***** DOCUMENT SEGMENT *****
I’m working on a project that uses web services code written in .Net (‘cos it’s heaps easier that way) but calls legacy code written in VB6. And vice versa.
(Wow, I never thought I’d be referring to VB6 code as legacy, but there you go. None of your smart comments, any VB-haters out there.)
Here’s what I’ve discovered about making it work.
How to make .Net DLLs visible to COM/VB6
In your .Net project
- Project settings; Assembly information; switch on “Make assembly COM-visible”
- Watch out for the variables you use. VB.Net Longs can’t be used in VB6, for instance.
- Build it
- regasm.exe path\whatever.dll /tlb /codebase /verbose
- /tlb tells it to produce a TLB file, which VB6 can talk to
- /codebase makes it work for assmemblies other than in the Global Assembly Cache
- /verbose because you want to see all the grisly details, right?
- You’ll get a warning if your Assembly (DLL) isn’t strongly named. This involves name/version uniqueness, a digital signature and certificate. More details here. Ah, the lengths we must go through to avoid DLL hell.
- Do a regasm.exe /unregister if you need to later
In your creaking old VB6 project
- Add the reference to your whatever.tlb
- Call that sucker. Shame the Intellisense seems to only half work.
If you want to be able to call it with late-binding, there are some extra hoops to jump through.
How to call COM/VB6 DLLs from .Net
It’s really easy. Just add the reference to the COM DLL.
But beware: in .Net, merely setting an object to Nothing doesn’t release it immediately; it gets released at some stage later, when the .Net runtime feels like it. To force its release, use the Marshal.ReleaseComObject method.
And if you’re calling from Asp.Net, check if you need to use the ASPCompat option, or use Com Plus, which is necessary when calling COM from a web service, otherwise you’ll get weird results if you happen to get two calls happening simultaneously.
***** RAW DATA *****
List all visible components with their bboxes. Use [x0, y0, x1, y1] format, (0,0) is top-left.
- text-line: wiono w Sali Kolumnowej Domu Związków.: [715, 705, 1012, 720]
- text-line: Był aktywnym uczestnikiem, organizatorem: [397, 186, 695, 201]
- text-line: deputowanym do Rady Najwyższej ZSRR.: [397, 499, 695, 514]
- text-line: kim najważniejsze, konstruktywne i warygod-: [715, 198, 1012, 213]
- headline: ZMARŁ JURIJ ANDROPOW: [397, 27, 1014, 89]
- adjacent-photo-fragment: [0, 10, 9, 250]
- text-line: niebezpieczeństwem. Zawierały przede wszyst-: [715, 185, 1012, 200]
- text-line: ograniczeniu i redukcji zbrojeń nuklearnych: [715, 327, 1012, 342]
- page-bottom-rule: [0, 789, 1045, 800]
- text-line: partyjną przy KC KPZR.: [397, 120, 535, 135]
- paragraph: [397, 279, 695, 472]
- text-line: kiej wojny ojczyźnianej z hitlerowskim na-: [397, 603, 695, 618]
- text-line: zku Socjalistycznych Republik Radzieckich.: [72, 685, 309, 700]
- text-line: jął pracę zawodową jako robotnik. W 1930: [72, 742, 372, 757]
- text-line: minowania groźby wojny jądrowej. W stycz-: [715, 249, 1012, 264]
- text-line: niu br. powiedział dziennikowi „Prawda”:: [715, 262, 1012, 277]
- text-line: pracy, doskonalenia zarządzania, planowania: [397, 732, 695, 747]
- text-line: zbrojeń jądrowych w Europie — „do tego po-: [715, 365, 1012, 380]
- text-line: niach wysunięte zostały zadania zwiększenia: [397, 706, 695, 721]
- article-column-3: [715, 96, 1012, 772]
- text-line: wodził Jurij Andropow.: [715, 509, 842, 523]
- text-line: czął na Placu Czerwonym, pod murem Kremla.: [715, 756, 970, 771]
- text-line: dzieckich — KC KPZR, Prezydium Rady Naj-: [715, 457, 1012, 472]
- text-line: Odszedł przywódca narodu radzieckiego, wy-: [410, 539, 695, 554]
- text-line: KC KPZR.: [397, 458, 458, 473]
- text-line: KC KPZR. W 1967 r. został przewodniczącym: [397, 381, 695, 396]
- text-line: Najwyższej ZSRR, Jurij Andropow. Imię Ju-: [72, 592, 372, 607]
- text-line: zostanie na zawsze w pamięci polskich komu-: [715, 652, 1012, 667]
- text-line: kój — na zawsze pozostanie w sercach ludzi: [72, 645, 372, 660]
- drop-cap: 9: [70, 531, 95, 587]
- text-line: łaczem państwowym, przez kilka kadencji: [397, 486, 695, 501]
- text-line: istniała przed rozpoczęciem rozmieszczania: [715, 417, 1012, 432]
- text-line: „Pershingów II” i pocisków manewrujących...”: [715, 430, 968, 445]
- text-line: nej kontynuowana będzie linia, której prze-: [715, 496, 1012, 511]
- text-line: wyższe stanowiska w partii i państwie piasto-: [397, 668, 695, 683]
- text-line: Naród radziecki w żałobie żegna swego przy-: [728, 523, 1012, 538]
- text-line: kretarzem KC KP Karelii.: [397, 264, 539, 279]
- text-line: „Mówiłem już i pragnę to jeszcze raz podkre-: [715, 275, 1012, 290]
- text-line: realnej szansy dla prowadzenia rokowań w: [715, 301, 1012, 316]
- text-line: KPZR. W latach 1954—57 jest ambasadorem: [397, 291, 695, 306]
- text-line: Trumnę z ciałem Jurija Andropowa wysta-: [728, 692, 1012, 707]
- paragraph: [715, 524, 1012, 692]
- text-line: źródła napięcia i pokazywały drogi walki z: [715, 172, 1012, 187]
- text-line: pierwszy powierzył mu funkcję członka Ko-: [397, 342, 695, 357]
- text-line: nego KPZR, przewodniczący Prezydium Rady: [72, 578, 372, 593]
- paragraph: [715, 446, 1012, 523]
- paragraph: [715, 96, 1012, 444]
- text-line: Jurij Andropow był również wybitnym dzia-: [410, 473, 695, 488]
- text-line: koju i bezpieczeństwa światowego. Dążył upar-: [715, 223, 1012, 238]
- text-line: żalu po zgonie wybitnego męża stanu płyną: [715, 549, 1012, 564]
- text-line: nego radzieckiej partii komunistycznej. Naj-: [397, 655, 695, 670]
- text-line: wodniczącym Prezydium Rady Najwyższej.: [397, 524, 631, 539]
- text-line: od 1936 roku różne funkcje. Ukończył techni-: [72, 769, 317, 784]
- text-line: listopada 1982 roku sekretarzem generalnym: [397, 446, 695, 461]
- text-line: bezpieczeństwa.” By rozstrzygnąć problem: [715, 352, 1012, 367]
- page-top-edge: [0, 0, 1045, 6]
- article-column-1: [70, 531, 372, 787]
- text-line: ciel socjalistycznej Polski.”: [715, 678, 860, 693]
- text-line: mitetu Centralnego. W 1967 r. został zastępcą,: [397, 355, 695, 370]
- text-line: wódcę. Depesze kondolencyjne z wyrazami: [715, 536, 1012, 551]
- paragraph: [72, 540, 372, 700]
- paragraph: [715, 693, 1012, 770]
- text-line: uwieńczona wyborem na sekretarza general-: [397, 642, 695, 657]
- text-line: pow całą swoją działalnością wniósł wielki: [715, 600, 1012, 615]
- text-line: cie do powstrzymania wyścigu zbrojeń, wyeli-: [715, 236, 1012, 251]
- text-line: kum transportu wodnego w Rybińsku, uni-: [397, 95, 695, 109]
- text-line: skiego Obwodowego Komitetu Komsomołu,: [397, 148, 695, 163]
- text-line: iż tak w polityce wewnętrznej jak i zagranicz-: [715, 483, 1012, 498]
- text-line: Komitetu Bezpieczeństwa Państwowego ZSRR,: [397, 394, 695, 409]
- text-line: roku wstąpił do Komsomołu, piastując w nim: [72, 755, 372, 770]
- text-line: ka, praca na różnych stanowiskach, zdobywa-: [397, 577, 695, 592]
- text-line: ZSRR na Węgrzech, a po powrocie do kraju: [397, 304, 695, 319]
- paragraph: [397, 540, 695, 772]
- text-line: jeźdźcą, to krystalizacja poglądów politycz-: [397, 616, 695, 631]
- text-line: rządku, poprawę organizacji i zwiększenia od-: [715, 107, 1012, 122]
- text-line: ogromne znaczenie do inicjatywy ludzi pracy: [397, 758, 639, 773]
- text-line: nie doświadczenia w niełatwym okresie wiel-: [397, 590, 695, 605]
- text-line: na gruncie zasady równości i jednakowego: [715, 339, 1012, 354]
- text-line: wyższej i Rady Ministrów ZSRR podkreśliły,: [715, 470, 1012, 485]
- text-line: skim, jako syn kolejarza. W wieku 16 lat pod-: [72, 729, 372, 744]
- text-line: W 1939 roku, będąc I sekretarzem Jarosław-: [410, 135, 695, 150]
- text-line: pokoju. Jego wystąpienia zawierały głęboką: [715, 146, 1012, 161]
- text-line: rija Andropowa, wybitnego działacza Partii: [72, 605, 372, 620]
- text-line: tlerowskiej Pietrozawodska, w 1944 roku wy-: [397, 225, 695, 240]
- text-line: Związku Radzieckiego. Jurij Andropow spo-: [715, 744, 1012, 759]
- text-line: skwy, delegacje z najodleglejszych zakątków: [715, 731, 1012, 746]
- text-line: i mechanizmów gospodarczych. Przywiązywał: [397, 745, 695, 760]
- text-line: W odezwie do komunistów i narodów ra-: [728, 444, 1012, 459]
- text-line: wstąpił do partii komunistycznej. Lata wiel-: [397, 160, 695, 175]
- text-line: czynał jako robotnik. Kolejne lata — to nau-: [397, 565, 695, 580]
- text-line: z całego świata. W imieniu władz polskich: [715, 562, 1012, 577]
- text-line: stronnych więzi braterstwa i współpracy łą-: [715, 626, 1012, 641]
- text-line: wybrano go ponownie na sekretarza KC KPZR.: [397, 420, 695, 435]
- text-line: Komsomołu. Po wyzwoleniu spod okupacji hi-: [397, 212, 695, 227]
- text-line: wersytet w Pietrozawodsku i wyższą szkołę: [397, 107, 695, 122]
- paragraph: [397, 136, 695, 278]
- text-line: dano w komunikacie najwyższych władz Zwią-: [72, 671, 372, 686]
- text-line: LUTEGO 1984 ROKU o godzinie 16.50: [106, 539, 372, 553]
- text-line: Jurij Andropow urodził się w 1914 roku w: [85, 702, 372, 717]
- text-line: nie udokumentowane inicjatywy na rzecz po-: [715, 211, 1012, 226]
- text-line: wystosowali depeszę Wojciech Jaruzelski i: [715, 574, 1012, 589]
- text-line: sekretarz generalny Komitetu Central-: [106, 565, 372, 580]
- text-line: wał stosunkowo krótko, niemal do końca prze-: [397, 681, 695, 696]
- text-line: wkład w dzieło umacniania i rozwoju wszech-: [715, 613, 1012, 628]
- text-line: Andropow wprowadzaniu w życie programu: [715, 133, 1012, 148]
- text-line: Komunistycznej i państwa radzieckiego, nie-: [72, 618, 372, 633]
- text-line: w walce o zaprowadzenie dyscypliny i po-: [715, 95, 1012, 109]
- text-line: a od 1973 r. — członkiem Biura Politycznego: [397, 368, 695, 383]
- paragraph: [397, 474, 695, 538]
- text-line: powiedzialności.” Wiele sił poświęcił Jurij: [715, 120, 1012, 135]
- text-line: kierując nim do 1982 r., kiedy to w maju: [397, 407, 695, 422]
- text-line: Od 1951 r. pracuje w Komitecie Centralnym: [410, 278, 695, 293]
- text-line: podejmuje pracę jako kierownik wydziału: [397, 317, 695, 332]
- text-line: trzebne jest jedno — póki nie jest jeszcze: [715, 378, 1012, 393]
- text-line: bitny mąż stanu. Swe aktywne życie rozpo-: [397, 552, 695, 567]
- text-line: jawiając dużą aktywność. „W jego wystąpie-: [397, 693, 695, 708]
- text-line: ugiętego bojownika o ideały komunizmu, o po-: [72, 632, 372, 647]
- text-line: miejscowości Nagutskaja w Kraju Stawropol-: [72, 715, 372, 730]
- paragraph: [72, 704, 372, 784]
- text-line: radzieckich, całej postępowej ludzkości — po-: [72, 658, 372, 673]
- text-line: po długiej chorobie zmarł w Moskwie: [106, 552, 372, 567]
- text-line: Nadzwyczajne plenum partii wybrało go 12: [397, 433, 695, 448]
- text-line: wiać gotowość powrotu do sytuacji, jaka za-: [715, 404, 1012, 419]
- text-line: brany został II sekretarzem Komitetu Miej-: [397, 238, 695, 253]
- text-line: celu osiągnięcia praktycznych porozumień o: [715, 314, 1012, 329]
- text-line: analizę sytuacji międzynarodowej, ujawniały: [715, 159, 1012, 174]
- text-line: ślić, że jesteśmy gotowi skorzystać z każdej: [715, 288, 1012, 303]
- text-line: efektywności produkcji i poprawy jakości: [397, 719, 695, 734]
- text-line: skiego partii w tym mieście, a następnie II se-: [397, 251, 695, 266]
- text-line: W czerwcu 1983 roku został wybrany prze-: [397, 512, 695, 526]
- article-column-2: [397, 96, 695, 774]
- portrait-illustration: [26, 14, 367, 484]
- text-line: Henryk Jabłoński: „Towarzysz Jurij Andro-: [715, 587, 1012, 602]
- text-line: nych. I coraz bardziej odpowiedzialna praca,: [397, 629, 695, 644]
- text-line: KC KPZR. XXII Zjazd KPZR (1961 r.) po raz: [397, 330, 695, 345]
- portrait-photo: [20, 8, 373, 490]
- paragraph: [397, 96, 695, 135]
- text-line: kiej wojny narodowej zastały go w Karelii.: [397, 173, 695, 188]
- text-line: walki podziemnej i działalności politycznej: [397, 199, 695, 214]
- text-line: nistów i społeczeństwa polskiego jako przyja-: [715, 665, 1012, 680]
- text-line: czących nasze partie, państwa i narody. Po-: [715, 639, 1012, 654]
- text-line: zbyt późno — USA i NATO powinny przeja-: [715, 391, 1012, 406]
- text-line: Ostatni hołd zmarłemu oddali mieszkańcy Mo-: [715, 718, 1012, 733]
*****
» YOUR INSTRUCTIONS: In the post on calling between .Net and VB6 code, reproduce the passage from "How to call" to "calls happening simultaneously." word for word.

» EXERCISE RESULT:
How to call COM/VB6 DLLs from .Net
It’s really easy. Just add the reference to the COM DLL.
But beware: in .Net, merely setting an object to Nothing doesn’t release it immediately; it gets released at some stage later, when the .Net runtime feels like it. To force its release, use the Marshal.ReleaseComObject method.
And if you’re calling from Asp.Net, check if you need to use the ASPCompat option, or use Com Plus, which is necessary when calling COM from a web service, otherwise you’ll get weird results if you happen to get two calls happening simultaneously.